• **Exercise goal**: Extract all of the data and reproduce it precisely.

Dataset entries on figures:
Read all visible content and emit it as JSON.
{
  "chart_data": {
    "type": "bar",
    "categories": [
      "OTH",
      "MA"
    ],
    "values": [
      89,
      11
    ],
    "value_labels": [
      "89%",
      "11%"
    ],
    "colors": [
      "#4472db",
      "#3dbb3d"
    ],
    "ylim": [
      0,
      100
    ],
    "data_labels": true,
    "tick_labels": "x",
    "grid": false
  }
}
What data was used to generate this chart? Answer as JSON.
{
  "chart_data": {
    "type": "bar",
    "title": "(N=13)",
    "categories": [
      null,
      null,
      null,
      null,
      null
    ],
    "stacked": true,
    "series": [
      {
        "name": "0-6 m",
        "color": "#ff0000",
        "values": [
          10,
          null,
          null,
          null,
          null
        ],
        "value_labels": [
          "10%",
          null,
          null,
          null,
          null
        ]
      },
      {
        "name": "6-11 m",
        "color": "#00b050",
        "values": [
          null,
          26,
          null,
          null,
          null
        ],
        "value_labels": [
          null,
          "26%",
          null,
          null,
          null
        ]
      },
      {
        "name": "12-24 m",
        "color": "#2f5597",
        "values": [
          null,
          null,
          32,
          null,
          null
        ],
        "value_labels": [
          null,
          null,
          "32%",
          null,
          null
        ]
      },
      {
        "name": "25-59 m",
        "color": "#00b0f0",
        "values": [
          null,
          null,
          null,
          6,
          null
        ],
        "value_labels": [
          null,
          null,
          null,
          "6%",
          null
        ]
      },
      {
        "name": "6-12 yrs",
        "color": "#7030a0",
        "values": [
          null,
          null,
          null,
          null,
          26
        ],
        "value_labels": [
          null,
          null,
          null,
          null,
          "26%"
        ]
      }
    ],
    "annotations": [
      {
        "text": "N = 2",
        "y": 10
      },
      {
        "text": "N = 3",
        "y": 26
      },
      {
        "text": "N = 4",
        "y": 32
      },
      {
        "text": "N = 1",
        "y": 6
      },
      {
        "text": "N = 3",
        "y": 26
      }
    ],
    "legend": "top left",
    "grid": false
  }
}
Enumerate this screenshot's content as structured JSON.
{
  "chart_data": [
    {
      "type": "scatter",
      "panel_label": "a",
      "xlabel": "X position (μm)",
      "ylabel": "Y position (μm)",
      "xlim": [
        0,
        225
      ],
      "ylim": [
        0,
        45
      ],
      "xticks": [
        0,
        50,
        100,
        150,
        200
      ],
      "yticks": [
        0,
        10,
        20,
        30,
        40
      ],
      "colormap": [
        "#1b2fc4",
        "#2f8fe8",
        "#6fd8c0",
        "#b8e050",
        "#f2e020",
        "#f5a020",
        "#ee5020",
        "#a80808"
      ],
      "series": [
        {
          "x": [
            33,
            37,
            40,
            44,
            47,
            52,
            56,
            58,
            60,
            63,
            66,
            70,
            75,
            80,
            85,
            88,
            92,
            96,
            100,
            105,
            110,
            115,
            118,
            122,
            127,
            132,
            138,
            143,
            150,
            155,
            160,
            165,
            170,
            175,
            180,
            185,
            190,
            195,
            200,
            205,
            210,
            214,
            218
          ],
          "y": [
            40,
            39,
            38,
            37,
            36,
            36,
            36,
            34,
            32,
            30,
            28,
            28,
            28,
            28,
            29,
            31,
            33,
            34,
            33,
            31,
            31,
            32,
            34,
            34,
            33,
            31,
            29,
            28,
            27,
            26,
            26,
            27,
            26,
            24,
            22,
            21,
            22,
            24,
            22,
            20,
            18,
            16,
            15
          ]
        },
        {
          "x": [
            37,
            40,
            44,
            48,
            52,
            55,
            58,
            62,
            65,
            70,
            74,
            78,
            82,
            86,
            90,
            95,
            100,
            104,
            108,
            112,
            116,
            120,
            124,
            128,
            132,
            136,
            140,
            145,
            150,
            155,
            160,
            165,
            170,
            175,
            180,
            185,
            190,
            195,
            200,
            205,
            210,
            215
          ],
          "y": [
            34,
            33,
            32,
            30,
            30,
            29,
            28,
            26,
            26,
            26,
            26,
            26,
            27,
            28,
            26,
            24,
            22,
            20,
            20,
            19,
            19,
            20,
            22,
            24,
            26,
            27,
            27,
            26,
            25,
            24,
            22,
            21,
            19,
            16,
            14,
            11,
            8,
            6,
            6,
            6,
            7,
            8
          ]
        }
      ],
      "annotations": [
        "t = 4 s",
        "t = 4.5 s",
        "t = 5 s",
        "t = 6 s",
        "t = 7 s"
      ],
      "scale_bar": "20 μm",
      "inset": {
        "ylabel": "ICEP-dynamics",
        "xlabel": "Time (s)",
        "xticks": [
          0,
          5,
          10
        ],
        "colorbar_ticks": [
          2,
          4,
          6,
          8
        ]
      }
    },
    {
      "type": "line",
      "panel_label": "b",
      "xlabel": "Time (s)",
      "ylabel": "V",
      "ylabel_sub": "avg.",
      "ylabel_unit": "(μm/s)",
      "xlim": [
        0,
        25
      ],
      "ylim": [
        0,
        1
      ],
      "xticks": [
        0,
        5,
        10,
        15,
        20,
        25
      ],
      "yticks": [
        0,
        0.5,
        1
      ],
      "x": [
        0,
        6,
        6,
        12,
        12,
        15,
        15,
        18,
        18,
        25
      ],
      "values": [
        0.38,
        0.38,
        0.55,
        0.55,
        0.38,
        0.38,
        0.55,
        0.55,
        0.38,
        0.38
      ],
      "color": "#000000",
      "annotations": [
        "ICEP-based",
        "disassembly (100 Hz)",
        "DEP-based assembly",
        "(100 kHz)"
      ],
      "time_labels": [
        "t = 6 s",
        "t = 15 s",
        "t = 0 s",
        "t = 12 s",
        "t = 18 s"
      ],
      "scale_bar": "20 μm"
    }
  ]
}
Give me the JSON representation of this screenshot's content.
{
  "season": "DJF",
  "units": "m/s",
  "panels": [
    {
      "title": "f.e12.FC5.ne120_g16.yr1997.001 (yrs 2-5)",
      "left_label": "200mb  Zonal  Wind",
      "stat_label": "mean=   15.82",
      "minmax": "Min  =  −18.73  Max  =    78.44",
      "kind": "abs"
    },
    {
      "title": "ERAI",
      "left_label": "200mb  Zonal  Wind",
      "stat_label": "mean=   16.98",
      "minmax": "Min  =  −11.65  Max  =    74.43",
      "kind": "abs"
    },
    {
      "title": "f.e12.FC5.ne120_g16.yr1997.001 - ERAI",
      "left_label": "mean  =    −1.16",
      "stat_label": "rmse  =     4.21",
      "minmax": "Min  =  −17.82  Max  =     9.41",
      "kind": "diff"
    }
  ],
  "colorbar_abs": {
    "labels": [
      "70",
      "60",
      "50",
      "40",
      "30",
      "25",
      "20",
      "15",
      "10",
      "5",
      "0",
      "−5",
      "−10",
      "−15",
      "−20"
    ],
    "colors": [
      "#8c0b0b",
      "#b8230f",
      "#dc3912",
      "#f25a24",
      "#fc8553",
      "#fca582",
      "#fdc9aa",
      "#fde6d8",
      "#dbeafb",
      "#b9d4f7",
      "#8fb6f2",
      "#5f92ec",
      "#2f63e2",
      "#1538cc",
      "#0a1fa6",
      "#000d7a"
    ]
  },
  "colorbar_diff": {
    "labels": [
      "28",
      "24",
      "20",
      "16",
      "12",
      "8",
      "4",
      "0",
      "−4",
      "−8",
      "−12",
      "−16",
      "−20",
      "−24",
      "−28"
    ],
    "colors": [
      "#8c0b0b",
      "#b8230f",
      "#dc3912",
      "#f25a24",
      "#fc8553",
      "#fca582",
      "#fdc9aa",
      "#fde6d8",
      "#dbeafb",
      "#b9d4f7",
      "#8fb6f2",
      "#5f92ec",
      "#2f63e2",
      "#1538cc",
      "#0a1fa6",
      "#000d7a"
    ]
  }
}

• **Finished task**:
Read all visible content and emit it as JSON.
{
  "chart_data": {
    "type": "bar",
    "categories": [
      "OTH",
      "MA"
    ],
    "values": [
      89,
      11
    ],
    "value_labels": [
      "89%",
      "11%"
    ],
    "colors": [
      "#4472db",
      "#3dbb3d"
    ],
    "ylim": [
      0,
      100
    ],
    "data_labels": true,
    "tick_labels": "x",
    "grid": false
  }
}
What data was used to generate this chart? Answer as JSON.
{
  "chart_data": {
    "type": "bar",
    "title": "(N=13)",
    "categories": [
      null,
      null,
      null,
      null,
      null
    ],
    "stacked": true,
    "series": [
      {
        "name": "0-6 m",
        "color": "#ff0000",
        "values": [
          10,
          null,
          null,
          null,
          null
        ],
        "value_labels": [
          "10%",
          null,
          null,
          null,
          null
        ]
      },
      {
        "name": "6-11 m",
        "color": "#00b050",
        "values": [
          null,
          26,
          null,
          null,
          null
        ],
        "value_labels": [
          null,
          "26%",
          null,
          null,
          null
        ]
      },
      {
        "name": "12-24 m",
        "color": "#2f5597",
        "values": [
          null,
          null,
          32,
          null,
          null
        ],
        "value_labels": [
          null,
          null,
          "32%",
          null,
          null
        ]
      },
      {
        "name": "25-59 m",
        "color": "#00b0f0",
        "values": [
          null,
          null,
          null,
          6,
          null
        ],
        "value_labels": [
          null,
          null,
          null,
          "6%",
          null
        ]
      },
      {
        "name": "6-12 yrs",
        "color": "#7030a0",
        "values": [
          null,
          null,
          null,
          null,
          26
        ],
        "value_labels": [
          null,
          null,
          null,
          null,
          "26%"
        ]
      }
    ],
    "annotations": [
      {
        "text": "N = 2",
        "y": 10
      },
      {
        "text": "N = 3",
        "y": 26
      },
      {
        "text": "N = 4",
        "y": 32
      },
      {
        "text": "N = 1",
        "y": 6
      },
      {
        "text": "N = 3",
        "y": 26
      }
    ],
    "legend": "top left",
    "grid": false
  }
}
Enumerate this screenshot's content as structured JSON.
{
  "chart_data": [
    {
      "type": "scatter",
      "panel_label": "a",
      "xlabel": "X position (μm)",
      "ylabel": "Y position (μm)",
      "xlim": [
        0,
        225
      ],
      "ylim": [
        0,
        45
      ],
      "xticks": [
        0,
        50,
        100,
        150,
        200
      ],
      "yticks": [
        0,
        10,
        20,
        30,
        40
      ],
      "colormap": [
        "#1b2fc4",
        "#2f8fe8",
        "#6fd8c0",
        "#b8e050",
        "#f2e020",
        "#f5a020",
        "#ee5020",
        "#a80808"
      ],
      "series": [
        {
          "x": [
            33,
            37,
            40,
            44,
            47,
            52,
            56,
            58,
            60,
            63,
            66,
            70,
            75,
            80,
            85,
            88,
            92,
            96,
            100,
            105,
            110,
            115,
            118,
            122,
            127,
            132,
            138,
            143,
            150,
            155,
            160,
            165,
            170,
            175,
            180,
            185,
            190,
            195,
            200,
            205,
            210,
            214,
            218
          ],
          "y": [
            40,
            39,
            38,
            37,
            36,
            36,
            36,
            34,
            32,
            30,
            28,
            28,
            28,
            28,
            29,
            31,
            33,
            34,
            33,
            31,
            31,
            32,
            34,
            34,
            33,
            31,
            29,
            28,
            27,
            26,
            26,
            27,
            26,
            24,
            22,
            21,
            22,
            24,
            22,
            20,
            18,
            16,
            15
          ]
        },
        {
          "x": [
            37,
            40,
            44,
            48,
            52,
            55,
            58,
            62,
            65,
            70,
            74,
            78,
            82,
            86,
            90,
            95,
            100,
            104,
            108,
            112,
            116,
            120,
            124,
            128,
            132,
            136,
            140,
            145,
            150,
            155,
            160,
            165,
            170,
            175,
            180,
            185,
            190,
            195,
            200,
            205,
            210,
            215
          ],
          "y": [
            34,
            33,
            32,
            30,
            30,
            29,
            28,
            26,
            26,
            26,
            26,
            26,
            27,
            28,
            26,
            24,
            22,
            20,
            20,
            19,
            19,
            20,
            22,
            24,
            26,
            27,
            27,
            26,
            25,
            24,
            22,
            21,
            19,
            16,
            14,
            11,
            8,
            6,
            6,
            6,
            7,
            8
          ]
        }
      ],
      "annotations": [
        "t = 4 s",
        "t = 4.5 s",
        "t = 5 s",
        "t = 6 s",
        "t = 7 s"
      ],
      "scale_bar": "20 μm",
      "inset": {
        "ylabel": "ICEP-dynamics",
        "xlabel": "Time (s)",
        "xticks": [
          0,
          5,
          10
        ],
        "colorbar_ticks": [
          2,
          4,
          6,
          8
        ]
      }
    },
    {
      "type": "line",
      "panel_label": "b",
      "xlabel": "Time (s)",
      "ylabel": "V",
      "ylabel_sub": "avg.",
      "ylabel_unit": "(μm/s)",
      "xlim": [
        0,
        25
      ],
      "ylim": [
        0,
        1
      ],
      "xticks": [
        0,
        5,
        10,
        15,
        20,
        25
      ],
      "yticks": [
        0,
        0.5,
        1
      ],
      "x": [
        0,
        6,
        6,
        12,
        12,
        15,
        15,
        18,
        18,
        25
      ],
      "values": [
        0.38,
        0.38,
        0.55,
        0.55,
        0.38,
        0.38,
        0.55,
        0.55,
        0.38,
        0.38
      ],
      "color": "#000000",
      "annotations": [
        "ICEP-based",
        "disassembly (100 Hz)",
        "DEP-based assembly",
        "(100 kHz)"
      ],
      "time_labels": [
        "t = 6 s",
        "t = 15 s",
        "t = 0 s",
        "t = 12 s",
        "t = 18 s"
      ],
      "scale_bar": "20 μm"
    }
  ]
}
Give me the JSON representation of this screenshot's content.
{
  "season": "DJF",
  "units": "m/s",
  "panels": [
    {
      "title": "f.e12.FC5.ne120_g16.yr1997.001 (yrs 2-5)",
      "left_label": "200mb  Zonal  Wind",
      "stat_label": "mean=   15.82",
      "minmax": "Min  =  −18.73  Max  =    78.44",
      "kind": "abs"
    },
    {
      "title": "ERAI",
      "left_label": "200mb  Zonal  Wind",
      "stat_label": "mean=   16.98",
      "minmax": "Min  =  −11.65  Max  =    74.43",
      "kind": "abs"
    },
    {
      "title": "f.e12.FC5.ne120_g16.yr1997.001 - ERAI",
      "left_label": "mean  =    −1.16",
      "stat_label": "rmse  =     4.21",
      "minmax": "Min  =  −17.82  Max  =     9.41",
      "kind": "diff"
    }
  ],
  "colorbar_abs": {
    "labels": [
      "70",
      "60",
      "50",
      "40",
      "30",
      "25",
      "20",
      "15",
      "10",
      "5",
      "0",
      "−5",
      "−10",
      "−15",
      "−20"
    ],
    "colors": [
      "#8c0b0b",
      "#b8230f",
      "#dc3912",
      "#f25a24",
      "#fc8553",
      "#fca582",
      "#fdc9aa",
      "#fde6d8",
      "#dbeafb",
      "#b9d4f7",
      "#8fb6f2",
      "#5f92ec",
      "#2f63e2",
      "#1538cc",
      "#0a1fa6",
      "#000d7a"
    ]
  },
  "colorbar_diff": {
    "labels": [
      "28",
      "24",
      "20",
      "16",
      "12",
      "8",
      "4",
      "0",
      "−4",
      "−8",
      "−12",
      "−16",
      "−20",
      "−24",
      "−28"
    ],
    "colors": [
      "#8c0b0b",
      "#b8230f",
      "#dc3912",
      "#f25a24",
      "#fc8553",
      "#fca582",
      "#fdc9aa",
      "#fde6d8",
      "#dbeafb",
      "#b9d4f7",
      "#8fb6f2",
      "#5f92ec",
      "#2f63e2",
      "#1538cc",
      "#0a1fa6",
      "#000d7a"
    ]
  }
}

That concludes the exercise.